# REQUIREMENT
Locate every line that holds the string "velocity" and copy it.

# MATERIAL
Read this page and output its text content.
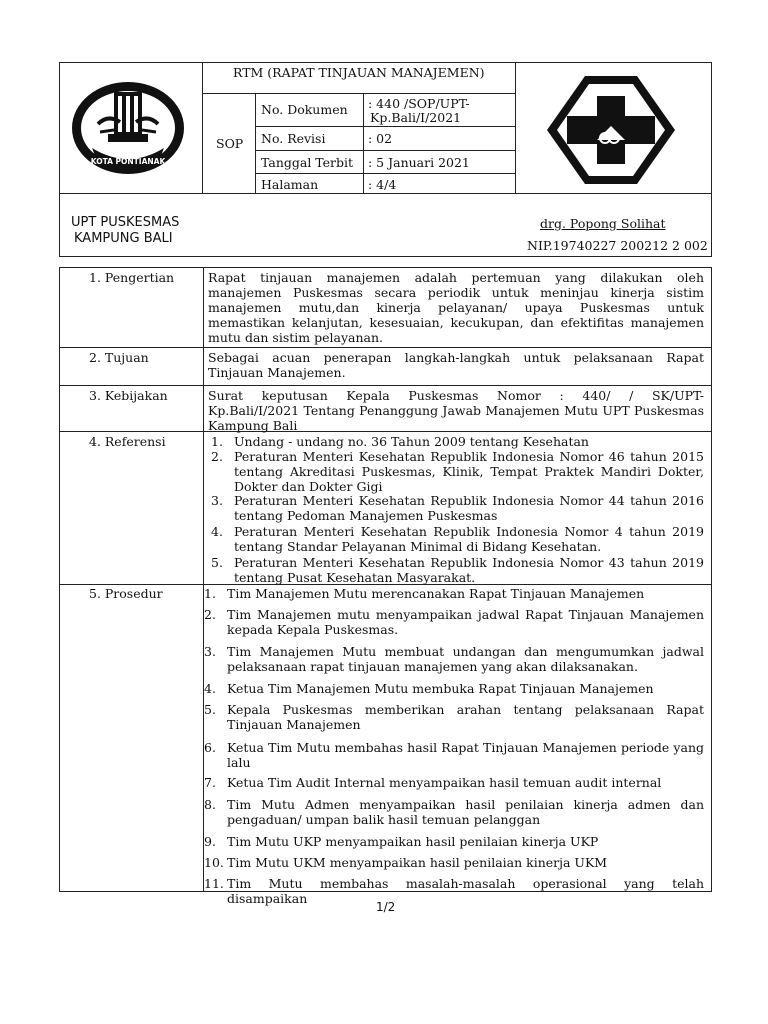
KOTA PONTIANAK
RTM (RAPAT TINJAUAN MANAJEMEN)
SOP
No. Dokumen : 440 /SOP/UPT-
Kp.Bali/I/2021
No. Revisi	: 02
Tanggal Terbit : 5 Januari 2021
Halaman	: 4/4
UPT PUSKESMAS
KAMPUNG BALI
drg. Popong Solihat
NIP.19740227 200212 2 002
1. Pengertian	Rapat tinjauan manajemen adalah pertemuan yang dilakukan oleh manajemen Puskesmas secara periodik untuk meninjau kinerja sistim manajemen mutu,dan kinerja pelayanan/ upaya Puskesmas untuk memastikan kelanjutan, kesesuaian, kecukupan, dan efektifitas manajemen mutu dan sistim pelayanan.
2. Tujuan	Sebagai acuan penerapan langkah-langkah untuk pelaksanaan Rapat Tinjauan Manajemen.
3. Kebijakan	Surat keputusan Kepala Puskesmas Nomor : 440/ / SK/UPT-
Kp.Bali/I/2021 Tentang Penanggung Jawab Manajemen Mutu UPT Puskesmas Kampung Bali
4. Referensi	1. Undang - undang no. 36 Tahun 2009 tentang Kesehatan
2. Peraturan Menteri Kesehatan Republik Indonesia Nomor 46 tahun 2015 tentang Akreditasi Puskesmas, Klinik, Tempat Praktek Mandiri Dokter, Dokter dan Dokter Gigi
3. Peraturan Menteri Kesehatan Republik Indonesia Nomor 44 tahun 2016 tentang Pedoman Manajemen Puskesmas
4. Peraturan Menteri Kesehatan Republik Indonesia Nomor 4 tahun 2019 tentang Standar Pelayanan Minimal di Bidang Kesehatan.
5. Peraturan Menteri Kesehatan Republik Indonesia Nomor 43 tahun 2019 tentang Pusat Kesehatan Masyarakat.
5. Prosedur	1. Tim Manajemen Mutu merencanakan Rapat Tinjauan Manajemen
2. Tim Manajemen mutu menyampaikan jadwal Rapat Tinjauan Manajemen kepada Kepala Puskesmas.
3. Tim Manajemen Mutu membuat undangan dan mengumumkan jadwal pelaksanaan rapat tinjauan manajemen yang akan dilaksanakan.
4. Ketua Tim Manajemen Mutu membuka Rapat Tinjauan Manajemen
5. Kepala Puskesmas memberikan arahan tentang pelaksanaan Rapat Tinjauan Manajemen
6. Ketua Tim Mutu membahas hasil Rapat Tinjauan Manajemen periode yang lalu
7. Ketua Tim Audit Internal menyampaikan hasil temuan audit internal
8. Tim Mutu Admen menyampaikan hasil penilaian kinerja admen dan pengaduan/ umpan balik hasil temuan pelanggan
9. Tim Mutu UKP menyampaikan hasil penilaian kinerja UKP
10. Tim Mutu UKM menyampaikan hasil penilaian kinerja UKM
11. Tim Mutu membahas masalah-masalah operasional yang telah disampaikan
1/2
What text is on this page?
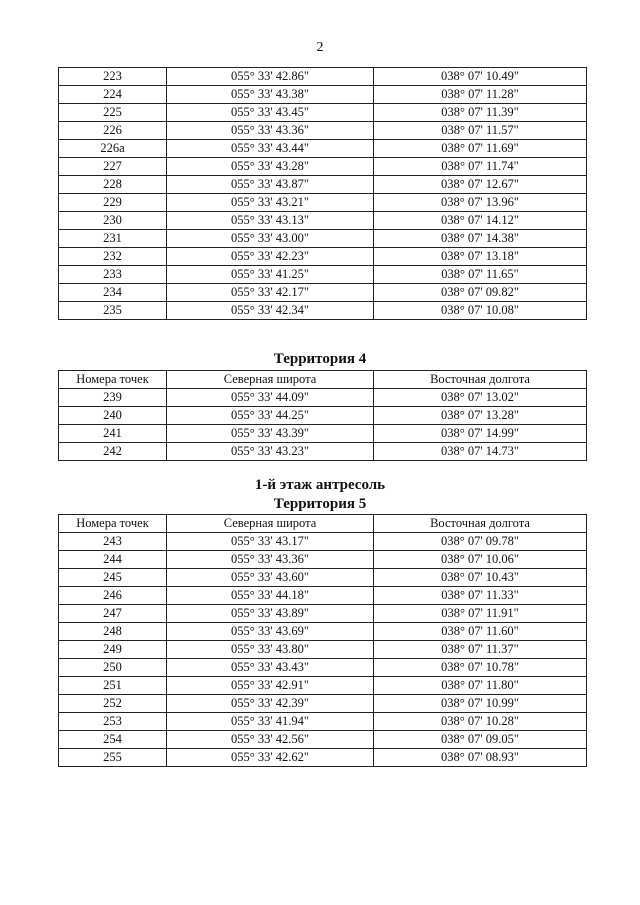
2
223	055° 33' 42.86"	038° 07' 10.49"
224	055° 33' 43.38"	038° 07' 11.28"
225	055° 33' 43.45"	038° 07' 11.39"
226	055° 33' 43.36"	038° 07' 11.57"
226а	055° 33' 43.44"	038° 07' 11.69"
227	055° 33' 43.28"	038° 07' 11.74"
228	055° 33' 43.87"	038° 07' 12.67"
229	055° 33' 43.21"	038° 07' 13.96"
230	055° 33' 43.13"	038° 07' 14.12"
231	055° 33' 43.00"	038° 07' 14.38"
232	055° 33' 42.23"	038° 07' 13.18"
233	055° 33' 41.25"	038° 07' 11.65"
234	055° 33' 42.17"	038° 07' 09.82"
235	055° 33' 42.34"	038° 07' 10.08"
Территория 4
Номера точек	Северная широта	Восточная долгота
239	055° 33' 44.09"	038° 07' 13.02"
240	055° 33' 44.25"	038° 07' 13.28"
241	055° 33' 43.39"	038° 07' 14.99"
242	055° 33' 43.23"	038° 07' 14.73"
1-й этаж антресоль
Территория 5
Номера точек	Северная широта	Восточная долгота
243	055° 33' 43.17"	038° 07' 09.78"
244	055° 33' 43.36"	038° 07' 10.06"
245	055° 33' 43.60"	038° 07' 10.43"
246	055° 33' 44.18"	038° 07' 11.33"
247	055° 33' 43.89"	038° 07' 11.91"
248	055° 33' 43.69"	038° 07' 11.60"
249	055° 33' 43.80"	038° 07' 11.37"
250	055° 33' 43.43"	038° 07' 10.78"
251	055° 33' 42.91"	038° 07' 11.80"
252	055° 33' 42.39"	038° 07' 10.99"
253	055° 33' 41.94"	038° 07' 10.28"
254	055° 33' 42.56"	038° 07' 09.05"
255	055° 33' 42.62"	038° 07' 08.93"
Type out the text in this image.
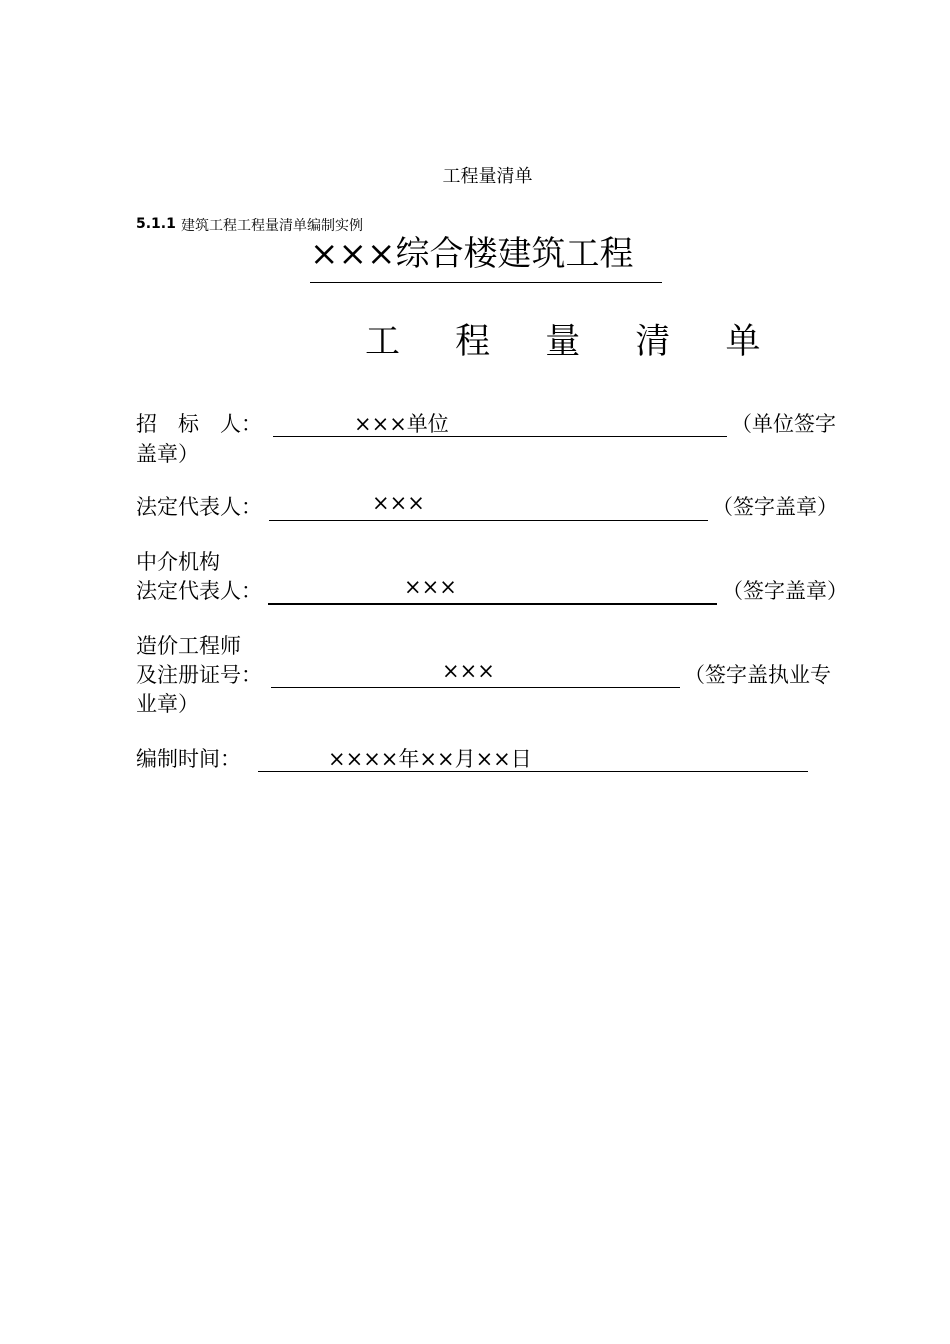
工程量清单
5.1.1 建筑工程工程量清单编制实例
×××综合楼建筑工程
工 程 量 清 单
招　标　人：	×××单位	（单位签字
盖章）
法定代表人：	×××	（签字盖章）
中介机构
法定代表人：	×××	（签字盖章）
造价工程师
及注册证号：	×××	（签字盖执业专
业章）
编制时间：	××××年××月××日
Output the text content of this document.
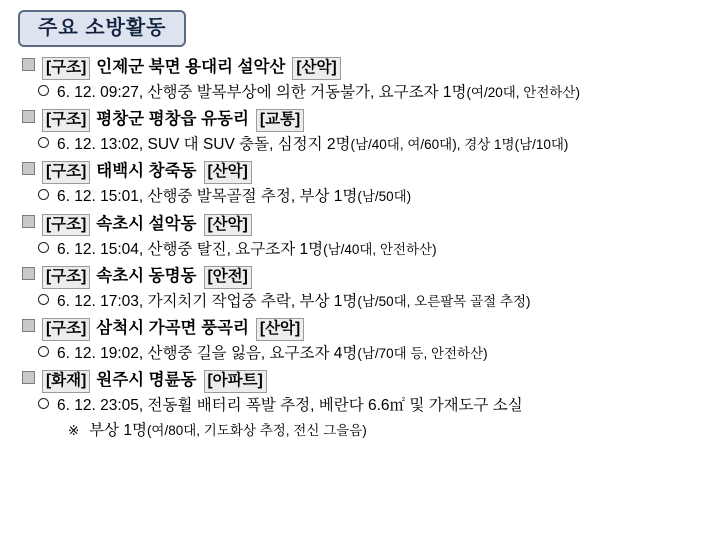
주요 소방활동
[구조] 인제군 북면 용대리 설악산 [산악]
6. 12. 09:27, 산행중 발목부상에 의한 거동불가, 요구조자 1명 (여/20대, 안전하산)
[구조] 평창군 평창읍 유동리 [교통]
6. 12. 13:02, SUV 대 SUV 충돌, 심정지 2명 (남/40대, 여/60대), 경상 1명(남/10대)
[구조] 태백시 창죽동 [산악]
6. 12. 15:01, 산행중 발목골절 추정, 부상 1명 (남/50대)
[구조] 속초시 설악동 [산악]
6. 12. 15:04, 산행중 탈진, 요구조자 1명 (남/40대, 안전하산)
[구조] 속초시 동명동 [안전]
6. 12. 17:03, 가지치기 작업중 추락, 부상 1명 (남/50대, 오른팔목 골절 추정)
[구조] 삼척시 가곡면 풍곡리 [산악]
6. 12. 19:02, 산행중 길을 잃음, 요구조자 4명 (남/70대 등, 안전하산)
[화재] 원주시 명륜동 [아파트]
6. 12. 23:05, 전동휠 배터리 폭발 추정, 베란다 6.6㎡ 및 가재도구 소실
※ 부상 1명(여/80대, 기도화상 추정, 전신 그을음)
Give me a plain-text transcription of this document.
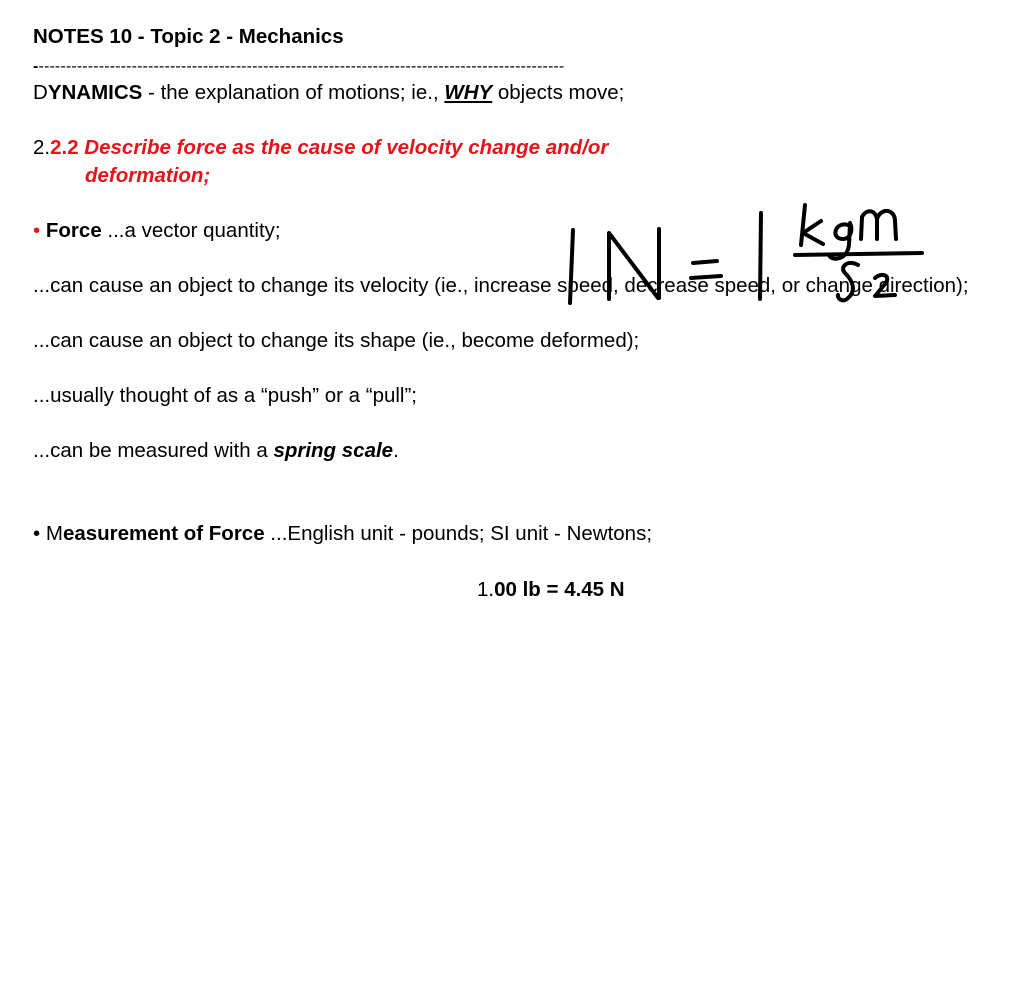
NOTES 10 - Topic 2 - Mechanics
-------------------------------------------------------------------------------------------------
DYNAMICS - the explanation of motions; ie., WHY objects move;
2.2.2 Describe force as the cause of velocity change and/or
deformation;
• Force ...a vector quantity;
...can cause an object to change its velocity (ie., increase speed, decrease speed, or change direction);
...can cause an object to change its shape (ie., become deformed);
...usually thought of as a “push” or a “pull”;
...can be measured with a spring scale.
• Measurement of Force ...English unit - pounds; SI unit - Newtons;
1.00 lb = 4.45 N
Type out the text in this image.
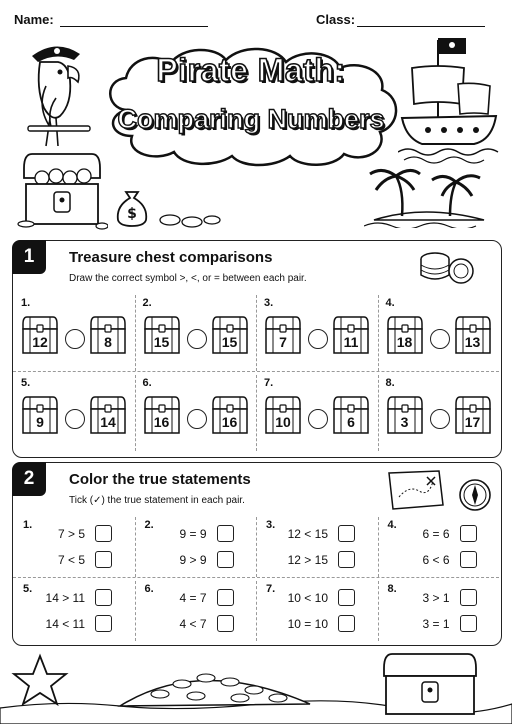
Name:	Class:
Pirate Math:
Comparing Numbers
$
1	Treasure chest comparisons
Draw the correct symbol >, <, or = between each pair.
1.
12	8
2.
15	15
3.
7	11
4.
18	13
5.
9	14
6.
16	16
7.
10	6
8.
3	17
2	Color the true statements
Tick (✓) the true statement in each pair.
1.
7 > 5
7 < 5
2.
9 = 9
9 > 9
3.
12 < 15
12 > 15
4.
6 = 6
6 < 6
5.
14 > 11
14 < 11
6.
4 = 7
4 < 7
7.
10 < 10
10 = 10
8.
3 > 1
3 = 1
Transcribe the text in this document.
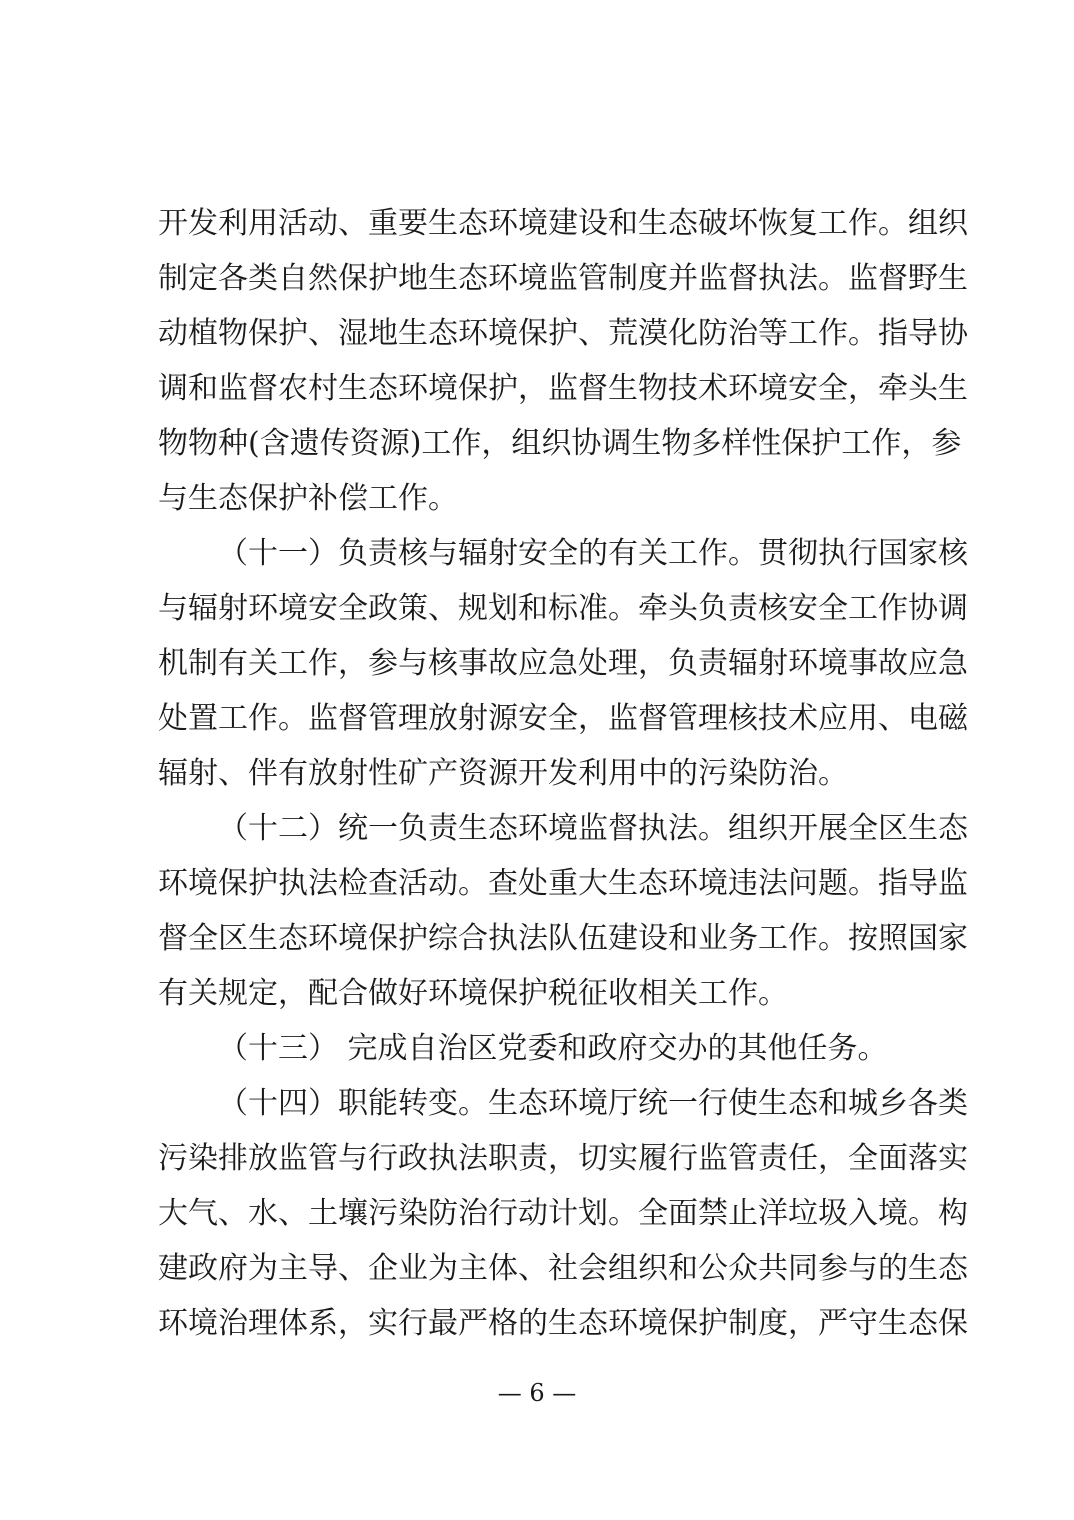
开发利用活动、重要生态环境建设和生态破坏恢复工作。组织
制定各类自然保护地生态环境监管制度并监督执法。监督野生
动植物保护、湿地生态环境保护、荒漠化防治等工作。指导协
调和监督农村生态环境保护，监督生物技术环境安全，牵头生
物物种(含遗传资源)工作，组织协调生物多样性保护工作，参
与生态保护补偿工作。
（十一）负责核与辐射安全的有关工作。贯彻执行国家核
与辐射环境安全政策、规划和标准。牵头负责核安全工作协调
机制有关工作，参与核事故应急处理，负责辐射环境事故应急
处置工作。监督管理放射源安全，监督管理核技术应用、电磁
辐射、伴有放射性矿产资源开发利用中的污染防治。
（十二）统一负责生态环境监督执法。组织开展全区生态
环境保护执法检查活动。查处重大生态环境违法问题。指导监
督全区生态环境保护综合执法队伍建设和业务工作。按照国家
有关规定，配合做好环境保护税征收相关工作。
（十三） 完成自治区党委和政府交办的其他任务。
（十四）职能转变。生态环境厅统一行使生态和城乡各类
污染排放监管与行政执法职责，切实履行监管责任，全面落实
大气、水、土壤污染防治行动计划。全面禁止洋垃圾入境。构
建政府为主导、企业为主体、社会组织和公众共同参与的生态
环境治理体系，实行最严格的生态环境保护制度，严守生态保
— 6 —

# SOLUTION BELOW
2.2.2 Describe force as the cause of velocity change and/or
...can cause an object to change its velocity (ie., increase speed, decrease speed, or change direction);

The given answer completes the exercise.